EXERCISE DATA
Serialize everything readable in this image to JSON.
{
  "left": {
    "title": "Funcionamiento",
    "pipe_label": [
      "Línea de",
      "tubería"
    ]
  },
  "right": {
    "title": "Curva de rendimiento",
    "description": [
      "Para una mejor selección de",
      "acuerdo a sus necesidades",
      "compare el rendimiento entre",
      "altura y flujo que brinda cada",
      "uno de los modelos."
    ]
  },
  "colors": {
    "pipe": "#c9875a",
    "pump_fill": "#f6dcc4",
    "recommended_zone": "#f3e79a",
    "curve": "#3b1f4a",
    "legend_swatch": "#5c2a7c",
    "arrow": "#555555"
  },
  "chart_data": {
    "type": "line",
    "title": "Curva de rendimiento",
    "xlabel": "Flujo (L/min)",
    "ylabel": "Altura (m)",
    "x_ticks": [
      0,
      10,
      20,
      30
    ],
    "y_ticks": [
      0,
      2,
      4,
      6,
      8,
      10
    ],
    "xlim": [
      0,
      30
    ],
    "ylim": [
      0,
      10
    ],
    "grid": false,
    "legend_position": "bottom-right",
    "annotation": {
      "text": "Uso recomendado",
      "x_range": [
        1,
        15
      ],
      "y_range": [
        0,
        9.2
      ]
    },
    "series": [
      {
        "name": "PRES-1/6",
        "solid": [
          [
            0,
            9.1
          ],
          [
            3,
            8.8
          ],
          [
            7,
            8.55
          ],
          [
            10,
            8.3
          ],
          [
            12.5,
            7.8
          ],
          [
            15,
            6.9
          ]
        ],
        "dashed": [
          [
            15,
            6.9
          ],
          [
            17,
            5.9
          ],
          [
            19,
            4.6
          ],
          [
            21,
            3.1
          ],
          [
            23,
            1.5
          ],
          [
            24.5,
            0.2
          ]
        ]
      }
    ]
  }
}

TASK
Please quote the records above exactly, without skipping a line.

RESULT
Serialize everything readable in this image to JSON.
{
  "left": {
    "title": "Funcionamiento",
    "pipe_label": [
      "Línea de",
      "tubería"
    ]
  },
  "right": {
    "title": "Curva de rendimiento",
    "description": [
      "Para una mejor selección de",
      "acuerdo a sus necesidades",
      "compare el rendimiento entre",
      "altura y flujo que brinda cada",
      "uno de los modelos."
    ]
  },
  "colors": {
    "pipe": "#c9875a",
    "pump_fill": "#f6dcc4",
    "recommended_zone": "#f3e79a",
    "curve": "#3b1f4a",
    "legend_swatch": "#5c2a7c",
    "arrow": "#555555"
  },
  "chart_data": {
    "type": "line",
    "title": "Curva de rendimiento",
    "xlabel": "Flujo (L/min)",
    "ylabel": "Altura (m)",
    "x_ticks": [
      0,
      10,
      20,
      30
    ],
    "y_ticks": [
      0,
      2,
      4,
      6,
      8,
      10
    ],
    "xlim": [
      0,
      30
    ],
    "ylim": [
      0,
      10
    ],
    "grid": false,
    "legend_position": "bottom-right",
    "annotation": {
      "text": "Uso recomendado",
      "x_range": [
        1,
        15
      ],
      "y_range": [
        0,
        9.2
      ]
    },
    "series": [
      {
        "name": "PRES-1/6",
        "solid": [
          [
            0,
            9.1
          ],
          [
            3,
            8.8
          ],
          [
            7,
            8.55
          ],
          [
            10,
            8.3
          ],
          [
            12.5,
            7.8
          ],
          [
            15,
            6.9
          ]
        ],
        "dashed": [
          [
            15,
            6.9
          ],
          [
            17,
            5.9
          ],
          [
            19,
            4.6
          ],
          [
            21,
            3.1
          ],
          [
            23,
            1.5
          ],
          [
            24.5,
            0.2
          ]
        ]
      }
    ]
  }
}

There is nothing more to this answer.